--- Start of Data lines ---
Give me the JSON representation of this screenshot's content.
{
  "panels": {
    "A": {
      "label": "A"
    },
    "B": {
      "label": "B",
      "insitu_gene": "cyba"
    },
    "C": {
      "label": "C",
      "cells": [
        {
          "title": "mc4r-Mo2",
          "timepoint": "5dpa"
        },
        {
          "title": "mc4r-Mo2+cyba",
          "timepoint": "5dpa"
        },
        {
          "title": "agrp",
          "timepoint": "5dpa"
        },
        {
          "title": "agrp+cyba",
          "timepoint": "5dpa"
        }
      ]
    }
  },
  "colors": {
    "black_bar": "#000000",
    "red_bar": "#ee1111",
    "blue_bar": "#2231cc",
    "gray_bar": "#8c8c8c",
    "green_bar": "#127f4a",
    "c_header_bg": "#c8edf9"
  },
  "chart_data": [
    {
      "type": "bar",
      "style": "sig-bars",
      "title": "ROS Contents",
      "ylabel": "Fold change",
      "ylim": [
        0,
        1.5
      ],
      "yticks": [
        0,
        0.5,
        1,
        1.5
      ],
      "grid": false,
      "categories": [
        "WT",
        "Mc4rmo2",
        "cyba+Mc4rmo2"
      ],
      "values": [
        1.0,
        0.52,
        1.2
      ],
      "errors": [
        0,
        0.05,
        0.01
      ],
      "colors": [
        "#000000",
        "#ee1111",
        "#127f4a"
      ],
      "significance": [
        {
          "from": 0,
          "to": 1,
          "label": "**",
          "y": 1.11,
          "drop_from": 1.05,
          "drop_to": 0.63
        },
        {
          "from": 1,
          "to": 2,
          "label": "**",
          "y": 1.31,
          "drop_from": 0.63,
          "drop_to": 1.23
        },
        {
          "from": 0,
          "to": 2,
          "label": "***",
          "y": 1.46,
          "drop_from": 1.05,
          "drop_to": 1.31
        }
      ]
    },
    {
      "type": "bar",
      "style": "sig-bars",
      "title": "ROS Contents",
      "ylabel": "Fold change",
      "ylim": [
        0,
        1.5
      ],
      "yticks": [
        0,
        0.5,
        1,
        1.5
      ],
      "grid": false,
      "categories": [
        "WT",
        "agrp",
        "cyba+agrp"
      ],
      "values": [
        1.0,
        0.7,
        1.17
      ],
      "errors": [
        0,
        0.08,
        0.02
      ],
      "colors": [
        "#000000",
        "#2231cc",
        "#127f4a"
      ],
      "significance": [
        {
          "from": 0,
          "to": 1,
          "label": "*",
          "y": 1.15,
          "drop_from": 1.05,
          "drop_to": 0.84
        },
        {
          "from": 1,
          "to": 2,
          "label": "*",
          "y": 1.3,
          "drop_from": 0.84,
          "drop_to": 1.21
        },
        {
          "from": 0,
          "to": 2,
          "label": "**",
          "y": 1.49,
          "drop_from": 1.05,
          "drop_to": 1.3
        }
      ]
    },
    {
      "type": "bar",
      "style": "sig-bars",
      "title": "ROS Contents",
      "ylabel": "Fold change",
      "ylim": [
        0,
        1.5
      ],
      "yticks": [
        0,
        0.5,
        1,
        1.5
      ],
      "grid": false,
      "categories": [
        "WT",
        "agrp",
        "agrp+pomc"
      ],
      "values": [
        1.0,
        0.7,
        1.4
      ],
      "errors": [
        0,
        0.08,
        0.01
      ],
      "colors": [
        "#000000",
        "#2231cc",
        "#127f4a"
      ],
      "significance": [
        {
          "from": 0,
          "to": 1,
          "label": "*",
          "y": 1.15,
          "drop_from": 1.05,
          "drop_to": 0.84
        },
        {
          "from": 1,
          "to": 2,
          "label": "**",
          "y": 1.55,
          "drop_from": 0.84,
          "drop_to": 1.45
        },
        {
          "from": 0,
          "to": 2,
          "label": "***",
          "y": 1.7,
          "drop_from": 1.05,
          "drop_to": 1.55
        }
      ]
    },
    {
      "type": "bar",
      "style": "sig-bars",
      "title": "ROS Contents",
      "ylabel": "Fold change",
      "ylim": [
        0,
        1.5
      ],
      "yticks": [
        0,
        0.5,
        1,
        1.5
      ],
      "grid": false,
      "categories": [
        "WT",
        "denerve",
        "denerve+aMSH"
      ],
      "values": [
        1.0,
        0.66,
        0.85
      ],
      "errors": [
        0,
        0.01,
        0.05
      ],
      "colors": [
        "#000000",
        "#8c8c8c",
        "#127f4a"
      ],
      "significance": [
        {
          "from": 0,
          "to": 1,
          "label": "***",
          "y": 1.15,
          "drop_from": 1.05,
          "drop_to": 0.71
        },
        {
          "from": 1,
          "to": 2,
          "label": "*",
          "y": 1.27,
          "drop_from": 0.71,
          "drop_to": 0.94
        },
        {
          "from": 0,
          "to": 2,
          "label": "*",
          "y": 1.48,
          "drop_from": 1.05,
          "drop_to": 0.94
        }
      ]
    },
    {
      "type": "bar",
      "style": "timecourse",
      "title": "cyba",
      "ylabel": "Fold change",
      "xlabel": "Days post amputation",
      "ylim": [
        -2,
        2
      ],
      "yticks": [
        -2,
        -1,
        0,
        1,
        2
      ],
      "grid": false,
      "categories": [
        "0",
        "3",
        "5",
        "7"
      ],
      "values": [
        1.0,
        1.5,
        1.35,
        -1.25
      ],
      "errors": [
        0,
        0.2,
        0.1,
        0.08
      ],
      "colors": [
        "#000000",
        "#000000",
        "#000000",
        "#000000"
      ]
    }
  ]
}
--- End of Data lines ---
#### What is required:
Retype the whole listing, matching it exactly.

#### Solution to the exercise:
Give me the JSON representation of this screenshot's content.
{
  "panels": {
    "A": {
      "label": "A"
    },
    "B": {
      "label": "B",
      "insitu_gene": "cyba"
    },
    "C": {
      "label": "C",
      "cells": [
        {
          "title": "mc4r-Mo2",
          "timepoint": "5dpa"
        },
        {
          "title": "mc4r-Mo2+cyba",
          "timepoint": "5dpa"
        },
        {
          "title": "agrp",
          "timepoint": "5dpa"
        },
        {
          "title": "agrp+cyba",
          "timepoint": "5dpa"
        }
      ]
    }
  },
  "colors": {
    "black_bar": "#000000",
    "red_bar": "#ee1111",
    "blue_bar": "#2231cc",
    "gray_bar": "#8c8c8c",
    "green_bar": "#127f4a",
    "c_header_bg": "#c8edf9"
  },
  "chart_data": [
    {
      "type": "bar",
      "style": "sig-bars",
      "title": "ROS Contents",
      "ylabel": "Fold change",
      "ylim": [
        0,
        1.5
      ],
      "yticks": [
        0,
        0.5,
        1,
        1.5
      ],
      "grid": false,
      "categories": [
        "WT",
        "Mc4rmo2",
        "cyba+Mc4rmo2"
      ],
      "values": [
        1.0,
        0.52,
        1.2
      ],
      "errors": [
        0,
        0.05,
        0.01
      ],
      "colors": [
        "#000000",
        "#ee1111",
        "#127f4a"
      ],
      "significance": [
        {
          "from": 0,
          "to": 1,
          "label": "**",
          "y": 1.11,
          "drop_from": 1.05,
          "drop_to": 0.63
        },
        {
          "from": 1,
          "to": 2,
          "label": "**",
          "y": 1.31,
          "drop_from": 0.63,
          "drop_to": 1.23
        },
        {
          "from": 0,
          "to": 2,
          "label": "***",
          "y": 1.46,
          "drop_from": 1.05,
          "drop_to": 1.31
        }
      ]
    },
    {
      "type": "bar",
      "style": "sig-bars",
      "title": "ROS Contents",
      "ylabel": "Fold change",
      "ylim": [
        0,
        1.5
      ],
      "yticks": [
        0,
        0.5,
        1,
        1.5
      ],
      "grid": false,
      "categories": [
        "WT",
        "agrp",
        "cyba+agrp"
      ],
      "values": [
        1.0,
        0.7,
        1.17
      ],
      "errors": [
        0,
        0.08,
        0.02
      ],
      "colors": [
        "#000000",
        "#2231cc",
        "#127f4a"
      ],
      "significance": [
        {
          "from": 0,
          "to": 1,
          "label": "*",
          "y": 1.15,
          "drop_from": 1.05,
          "drop_to": 0.84
        },
        {
          "from": 1,
          "to": 2,
          "label": "*",
          "y": 1.3,
          "drop_from": 0.84,
          "drop_to": 1.21
        },
        {
          "from": 0,
          "to": 2,
          "label": "**",
          "y": 1.49,
          "drop_from": 1.05,
          "drop_to": 1.3
        }
      ]
    },
    {
      "type": "bar",
      "style": "sig-bars",
      "title": "ROS Contents",
      "ylabel": "Fold change",
      "ylim": [
        0,
        1.5
      ],
      "yticks": [
        0,
        0.5,
        1,
        1.5
      ],
      "grid": false,
      "categories": [
        "WT",
        "agrp",
        "agrp+pomc"
      ],
      "values": [
        1.0,
        0.7,
        1.4
      ],
      "errors": [
        0,
        0.08,
        0.01
      ],
      "colors": [
        "#000000",
        "#2231cc",
        "#127f4a"
      ],
      "significance": [
        {
          "from": 0,
          "to": 1,
          "label": "*",
          "y": 1.15,
          "drop_from": 1.05,
          "drop_to": 0.84
        },
        {
          "from": 1,
          "to": 2,
          "label": "**",
          "y": 1.55,
          "drop_from": 0.84,
          "drop_to": 1.45
        },
        {
          "from": 0,
          "to": 2,
          "label": "***",
          "y": 1.7,
          "drop_from": 1.05,
          "drop_to": 1.55
        }
      ]
    },
    {
      "type": "bar",
      "style": "sig-bars",
      "title": "ROS Contents",
      "ylabel": "Fold change",
      "ylim": [
        0,
        1.5
      ],
      "yticks": [
        0,
        0.5,
        1,
        1.5
      ],
      "grid": false,
      "categories": [
        "WT",
        "denerve",
        "denerve+aMSH"
      ],
      "values": [
        1.0,
        0.66,
        0.85
      ],
      "errors": [
        0,
        0.01,
        0.05
      ],
      "colors": [
        "#000000",
        "#8c8c8c",
        "#127f4a"
      ],
      "significance": [
        {
          "from": 0,
          "to": 1,
          "label": "***",
          "y": 1.15,
          "drop_from": 1.05,
          "drop_to": 0.71
        },
        {
          "from": 1,
          "to": 2,
          "label": "*",
          "y": 1.27,
          "drop_from": 0.71,
          "drop_to": 0.94
        },
        {
          "from": 0,
          "to": 2,
          "label": "*",
          "y": 1.48,
          "drop_from": 1.05,
          "drop_to": 0.94
        }
      ]
    },
    {
      "type": "bar",
      "style": "timecourse",
      "title": "cyba",
      "ylabel": "Fold change",
      "xlabel": "Days post amputation",
      "ylim": [
        -2,
        2
      ],
      "yticks": [
        -2,
        -1,
        0,
        1,
        2
      ],
      "grid": false,
      "categories": [
        "0",
        "3",
        "5",
        "7"
      ],
      "values": [
        1.0,
        1.5,
        1.35,
        -1.25
      ],
      "errors": [
        0,
        0.2,
        0.1,
        0.08
      ],
      "colors": [
        "#000000",
        "#000000",
        "#000000",
        "#000000"
      ]
    }
  ]
}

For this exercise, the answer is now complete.